_The problem:_
Find every line in the records below that holds the word "realizaron" and copy it.

_Data lines:_
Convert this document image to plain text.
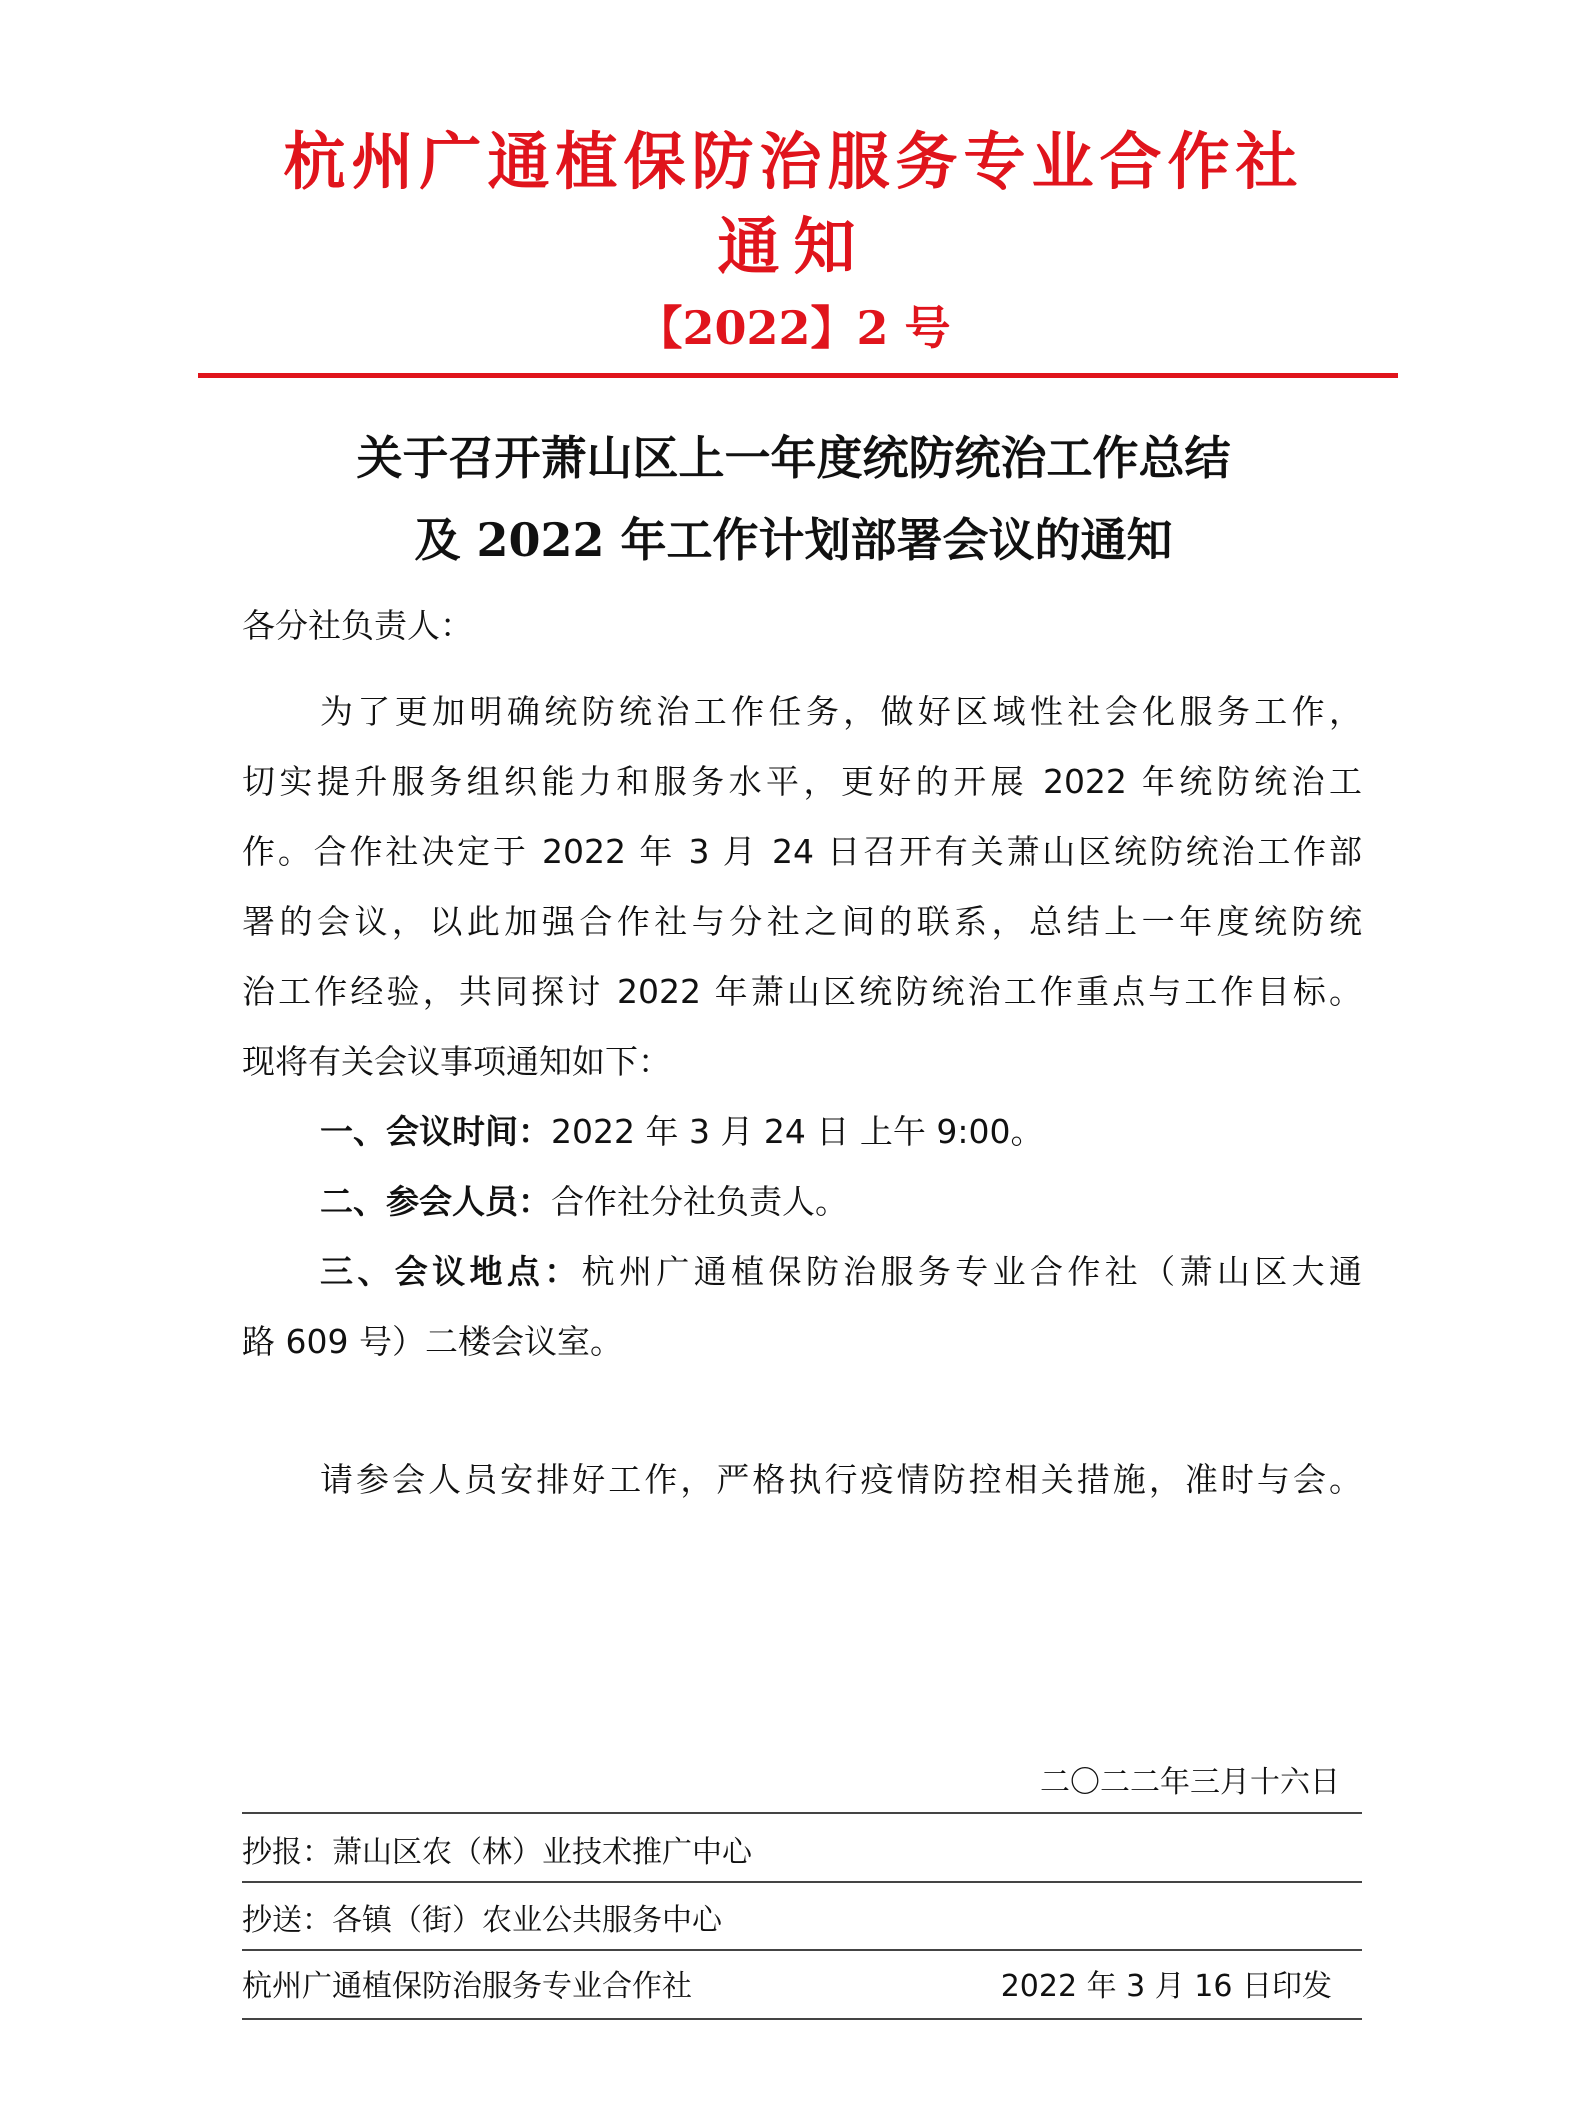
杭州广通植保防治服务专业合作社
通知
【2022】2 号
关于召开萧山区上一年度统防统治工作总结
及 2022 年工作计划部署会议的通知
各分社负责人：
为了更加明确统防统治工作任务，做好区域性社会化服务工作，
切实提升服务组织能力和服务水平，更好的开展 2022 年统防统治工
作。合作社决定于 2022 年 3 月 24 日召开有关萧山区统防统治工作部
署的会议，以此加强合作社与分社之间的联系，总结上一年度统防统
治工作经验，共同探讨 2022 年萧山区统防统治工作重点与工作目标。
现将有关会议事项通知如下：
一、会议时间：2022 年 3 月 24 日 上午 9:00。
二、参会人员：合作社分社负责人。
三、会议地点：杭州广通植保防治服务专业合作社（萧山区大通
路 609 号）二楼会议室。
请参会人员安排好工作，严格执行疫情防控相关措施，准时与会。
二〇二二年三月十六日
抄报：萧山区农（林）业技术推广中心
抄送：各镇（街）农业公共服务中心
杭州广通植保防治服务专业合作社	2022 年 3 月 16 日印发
==
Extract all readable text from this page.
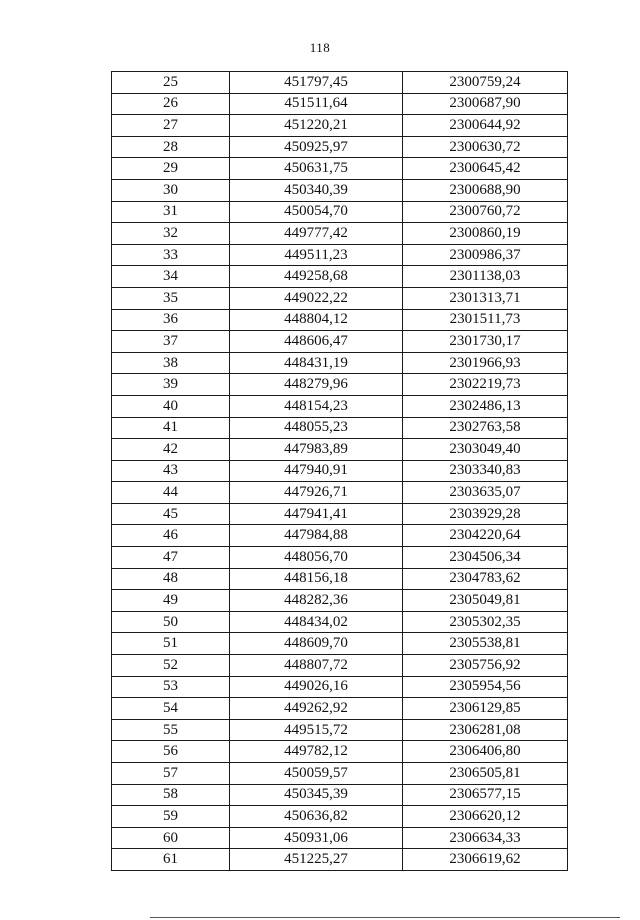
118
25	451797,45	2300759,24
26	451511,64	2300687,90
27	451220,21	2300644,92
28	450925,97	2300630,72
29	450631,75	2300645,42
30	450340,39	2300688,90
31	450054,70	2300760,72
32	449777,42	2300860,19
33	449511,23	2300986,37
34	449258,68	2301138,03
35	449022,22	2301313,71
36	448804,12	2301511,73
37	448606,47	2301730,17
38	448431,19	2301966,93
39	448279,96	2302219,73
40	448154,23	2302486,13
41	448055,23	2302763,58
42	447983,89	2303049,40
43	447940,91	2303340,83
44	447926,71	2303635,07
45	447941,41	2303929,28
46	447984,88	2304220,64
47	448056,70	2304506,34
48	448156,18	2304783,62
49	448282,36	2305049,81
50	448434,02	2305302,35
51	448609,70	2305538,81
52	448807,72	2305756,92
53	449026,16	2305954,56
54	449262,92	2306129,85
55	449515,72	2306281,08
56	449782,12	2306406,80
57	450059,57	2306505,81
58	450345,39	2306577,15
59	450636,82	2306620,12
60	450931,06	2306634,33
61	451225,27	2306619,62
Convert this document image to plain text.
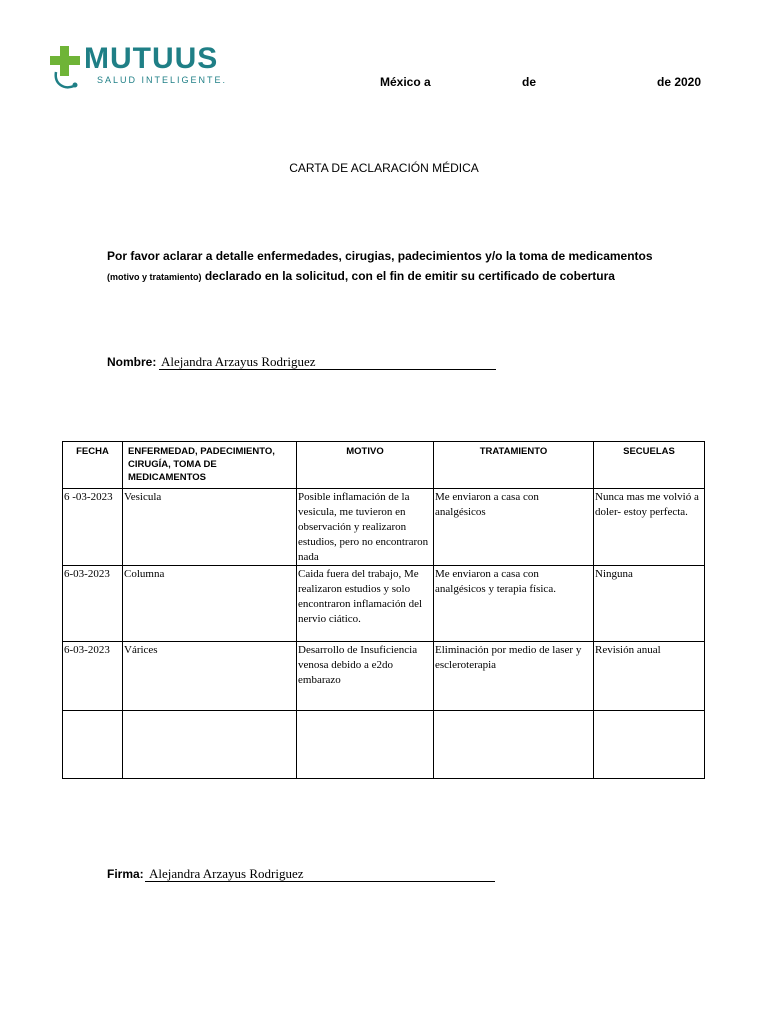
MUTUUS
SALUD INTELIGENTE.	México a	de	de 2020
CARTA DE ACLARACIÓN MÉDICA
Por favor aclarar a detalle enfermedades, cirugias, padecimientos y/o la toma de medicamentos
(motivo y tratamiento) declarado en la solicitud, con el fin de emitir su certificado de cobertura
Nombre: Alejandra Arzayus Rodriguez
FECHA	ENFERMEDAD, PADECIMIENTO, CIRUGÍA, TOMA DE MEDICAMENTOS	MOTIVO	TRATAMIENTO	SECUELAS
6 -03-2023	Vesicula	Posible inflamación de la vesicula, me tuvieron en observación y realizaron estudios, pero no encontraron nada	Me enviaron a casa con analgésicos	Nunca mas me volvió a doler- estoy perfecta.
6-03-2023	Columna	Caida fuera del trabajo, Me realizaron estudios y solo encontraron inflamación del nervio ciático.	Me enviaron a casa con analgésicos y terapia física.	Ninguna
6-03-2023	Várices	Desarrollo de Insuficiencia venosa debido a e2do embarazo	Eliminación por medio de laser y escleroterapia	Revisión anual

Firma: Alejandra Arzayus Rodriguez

_Exercise response:_
6 -03-2023	Vesicula	Posible inflamación de la vesicula, me tuvieron en observación y realizaron estudios, pero no encontraron nada	Me enviaron a casa con analgésicos	Nunca mas me volvió a doler- estoy perfecta.
6-03-2023	Columna	Caida fuera del trabajo, Me realizaron estudios y solo encontraron inflamación del nervio ciático.	Me enviaron a casa con analgésicos y terapia física.	Ninguna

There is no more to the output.